##### Records for the task #####

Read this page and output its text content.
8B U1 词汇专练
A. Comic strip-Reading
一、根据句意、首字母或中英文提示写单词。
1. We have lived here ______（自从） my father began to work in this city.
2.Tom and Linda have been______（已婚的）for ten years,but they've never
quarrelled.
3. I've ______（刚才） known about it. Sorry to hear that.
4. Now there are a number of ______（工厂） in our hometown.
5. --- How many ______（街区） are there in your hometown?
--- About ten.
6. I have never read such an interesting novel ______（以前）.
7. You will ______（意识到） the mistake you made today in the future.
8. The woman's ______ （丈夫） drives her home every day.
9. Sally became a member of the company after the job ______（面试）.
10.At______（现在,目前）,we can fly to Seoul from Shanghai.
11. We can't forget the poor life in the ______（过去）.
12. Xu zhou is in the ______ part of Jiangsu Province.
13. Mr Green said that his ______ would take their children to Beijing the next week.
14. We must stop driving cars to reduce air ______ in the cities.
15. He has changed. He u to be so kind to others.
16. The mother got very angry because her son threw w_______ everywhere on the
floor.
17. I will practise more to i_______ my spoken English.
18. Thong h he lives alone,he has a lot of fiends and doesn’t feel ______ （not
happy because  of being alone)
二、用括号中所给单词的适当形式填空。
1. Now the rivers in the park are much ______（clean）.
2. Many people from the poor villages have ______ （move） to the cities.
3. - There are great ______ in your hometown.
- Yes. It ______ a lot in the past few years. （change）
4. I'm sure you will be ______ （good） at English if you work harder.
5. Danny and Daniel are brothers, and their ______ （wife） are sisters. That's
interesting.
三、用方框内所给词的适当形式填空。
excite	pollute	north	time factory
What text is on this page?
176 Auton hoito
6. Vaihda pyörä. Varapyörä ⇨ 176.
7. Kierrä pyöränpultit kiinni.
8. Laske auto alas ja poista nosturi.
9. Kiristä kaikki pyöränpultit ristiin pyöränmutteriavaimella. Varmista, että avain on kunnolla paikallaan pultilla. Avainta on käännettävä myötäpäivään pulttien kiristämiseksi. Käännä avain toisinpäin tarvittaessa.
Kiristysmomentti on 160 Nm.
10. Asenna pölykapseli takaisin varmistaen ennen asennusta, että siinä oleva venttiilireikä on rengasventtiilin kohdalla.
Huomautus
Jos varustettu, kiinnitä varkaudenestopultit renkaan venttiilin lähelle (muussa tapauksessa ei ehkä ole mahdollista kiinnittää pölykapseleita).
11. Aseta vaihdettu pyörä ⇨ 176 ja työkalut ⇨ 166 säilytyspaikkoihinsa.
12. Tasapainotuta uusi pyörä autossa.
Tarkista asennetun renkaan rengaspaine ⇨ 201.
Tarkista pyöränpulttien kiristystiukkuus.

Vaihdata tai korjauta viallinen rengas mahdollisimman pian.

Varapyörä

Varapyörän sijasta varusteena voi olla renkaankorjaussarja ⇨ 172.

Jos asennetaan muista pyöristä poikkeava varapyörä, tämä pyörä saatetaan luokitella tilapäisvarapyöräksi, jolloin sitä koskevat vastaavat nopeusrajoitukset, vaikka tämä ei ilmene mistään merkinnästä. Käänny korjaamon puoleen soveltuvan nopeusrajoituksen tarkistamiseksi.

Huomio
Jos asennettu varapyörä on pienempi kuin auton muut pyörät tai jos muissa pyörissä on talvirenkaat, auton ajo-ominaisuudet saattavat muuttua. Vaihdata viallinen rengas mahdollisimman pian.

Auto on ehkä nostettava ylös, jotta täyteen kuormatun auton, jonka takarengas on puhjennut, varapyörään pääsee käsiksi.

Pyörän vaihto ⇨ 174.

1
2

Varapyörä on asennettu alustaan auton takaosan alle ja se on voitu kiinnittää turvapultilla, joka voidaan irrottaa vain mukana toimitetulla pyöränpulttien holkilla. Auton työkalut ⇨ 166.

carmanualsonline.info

#####

Aim: Would you give the material above again, complete and exact?

Result of the exercise:
Read this page and output its text content.
8B U1 词汇专练
A. Comic strip-Reading
一、根据句意、首字母或中英文提示写单词。
1. We have lived here ______（自从） my father began to work in this city.
2.Tom and Linda have been______（已婚的）for ten years,but they've never
quarrelled.
3. I've ______（刚才） known about it. Sorry to hear that.
4. Now there are a number of ______（工厂） in our hometown.
5. --- How many ______（街区） are there in your hometown?
--- About ten.
6. I have never read such an interesting novel ______（以前）.
7. You will ______（意识到） the mistake you made today in the future.
8. The woman's ______ （丈夫） drives her home every day.
9. Sally became a member of the company after the job ______（面试）.
10.At______（现在,目前）,we can fly to Seoul from Shanghai.
11. We can't forget the poor life in the ______（过去）.
12. Xu zhou is in the ______ part of Jiangsu Province.
13. Mr Green said that his ______ would take their children to Beijing the next week.
14. We must stop driving cars to reduce air ______ in the cities.
15. He has changed. He u to be so kind to others.
16. The mother got very angry because her son threw w_______ everywhere on the
floor.
17. I will practise more to i_______ my spoken English.
18. Thong h he lives alone,he has a lot of fiends and doesn’t feel ______ （not
happy because  of being alone)
二、用括号中所给单词的适当形式填空。
1. Now the rivers in the park are much ______（clean）.
2. Many people from the poor villages have ______ （move） to the cities.
3. - There are great ______ in your hometown.
- Yes. It ______ a lot in the past few years. （change）
4. I'm sure you will be ______ （good） at English if you work harder.
5. Danny and Daniel are brothers, and their ______ （wife） are sisters. That's
interesting.
三、用方框内所给词的适当形式填空。
excite	pollute	north	time factory
What text is on this page?
176 Auton hoito
6. Vaihda pyörä. Varapyörä ⇨ 176.
7. Kierrä pyöränpultit kiinni.
8. Laske auto alas ja poista nosturi.
9. Kiristä kaikki pyöränpultit ristiin pyöränmutteriavaimella. Varmista, että avain on kunnolla paikallaan pultilla. Avainta on käännettävä myötäpäivään pulttien kiristämiseksi. Käännä avain toisinpäin tarvittaessa.
Kiristysmomentti on 160 Nm.
10. Asenna pölykapseli takaisin varmistaen ennen asennusta, että siinä oleva venttiilireikä on rengasventtiilin kohdalla.
Huomautus
Jos varustettu, kiinnitä varkaudenestopultit renkaan venttiilin lähelle (muussa tapauksessa ei ehkä ole mahdollista kiinnittää pölykapseleita).
11. Aseta vaihdettu pyörä ⇨ 176 ja työkalut ⇨ 166 säilytyspaikkoihinsa.
12. Tasapainotuta uusi pyörä autossa.
Tarkista asennetun renkaan rengaspaine ⇨ 201.
Tarkista pyöränpulttien kiristystiukkuus.

Vaihdata tai korjauta viallinen rengas mahdollisimman pian.

Varapyörä

Varapyörän sijasta varusteena voi olla renkaankorjaussarja ⇨ 172.

Jos asennetaan muista pyöristä poikkeava varapyörä, tämä pyörä saatetaan luokitella tilapäisvarapyöräksi, jolloin sitä koskevat vastaavat nopeusrajoitukset, vaikka tämä ei ilmene mistään merkinnästä. Käänny korjaamon puoleen soveltuvan nopeusrajoituksen tarkistamiseksi.

Huomio
Jos asennettu varapyörä on pienempi kuin auton muut pyörät tai jos muissa pyörissä on talvirenkaat, auton ajo-ominaisuudet saattavat muuttua. Vaihdata viallinen rengas mahdollisimman pian.

Auto on ehkä nostettava ylös, jotta täyteen kuormatun auton, jonka takarengas on puhjennut, varapyörään pääsee käsiksi.

Pyörän vaihto ⇨ 174.

1
2

Varapyörä on asennettu alustaan auton takaosan alle ja se on voitu kiinnittää turvapultilla, joka voidaan irrottaa vain mukana toimitetulla pyöränpulttien holkilla. Auton työkalut ⇨ 166.

carmanualsonline.info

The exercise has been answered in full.